# Document section
# MEAL WORMS



## Brayrox (Aug 16, 2010)

Does anyone know how many meal worms i should give my 2 year old girl hedgie?


----------



## LizardGirl (Aug 25, 2008)

Each night? Each week? Is your girl on the chubby side or could she stand to gain more weight?


----------



## Brayrox (Aug 16, 2010)

LizardGirl said:


> Each night? Each week? Is your girl on the chubby side or could she stand to gain more weight?


she could gain maybe a little weight. i also wan in a day


----------



## MeAmandaTee (Aug 9, 2010)

i give five mealies everyday. i give them in a bowl sometimes he'll eat them all sometimes he wont touch them.


----------



## karidaluv (Jul 26, 2010)

I give 1 after bath time when he has it, then 1 in his burrow corner box, and 2 when he's bonding with me. He LOVES live ones. I have the ones you refrigerate to keep them dormant. Rex loves those over the canned ones, but he likes them both. The vet said that the live ones are the best for them.
If you give more than 5 a night they could get too fat, so be careful.


----------



## Brayrox (Aug 16, 2010)

Ok Thx


----------



## LizardGirl (Aug 25, 2008)

I wouldn't go over 5 a night, for her. Keep an eye on her weight (weigh weekly or more often if you can) and feed less if you think she's gaining too much.


----------

# Information shown
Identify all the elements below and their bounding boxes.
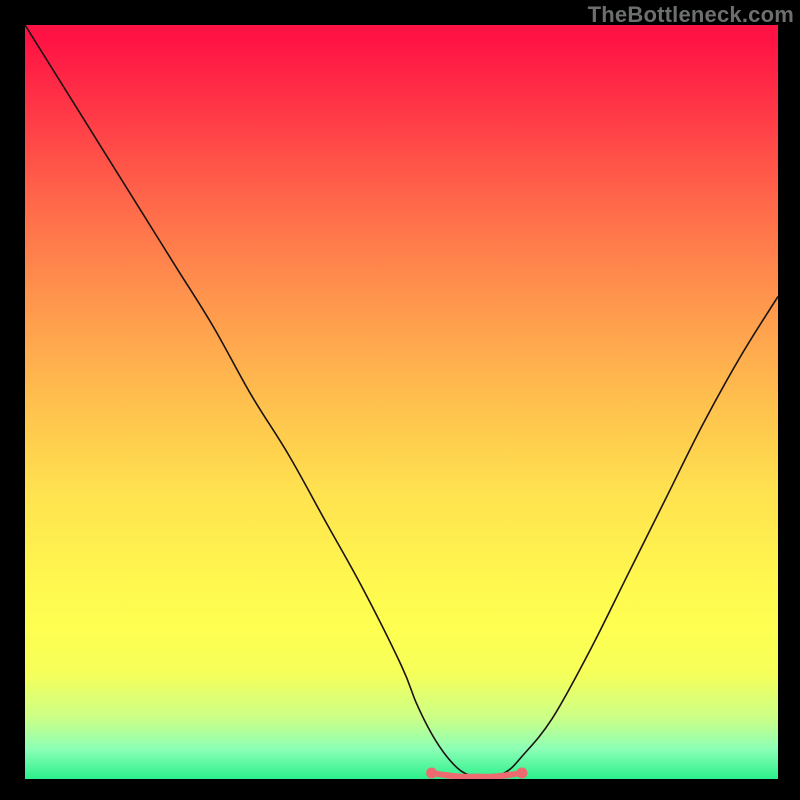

# Aim of the exercise
For the mealworm thread, say whether each statement agrees with it, answering yes or no and quoting the deciding words: (a) one poster gives five mealworms every day; (b) a vet called canned mealworms the best; (c) LizardGirl suggests weighing the hedgehog weekly or more often. The lines after the thread are not used here.

# Exercise answer
(a) Yes: "i give five mealies everyday."
(b) No: "The vet said that the live ones are the best for them."
(c) Yes: "weigh weekly or more often if you can"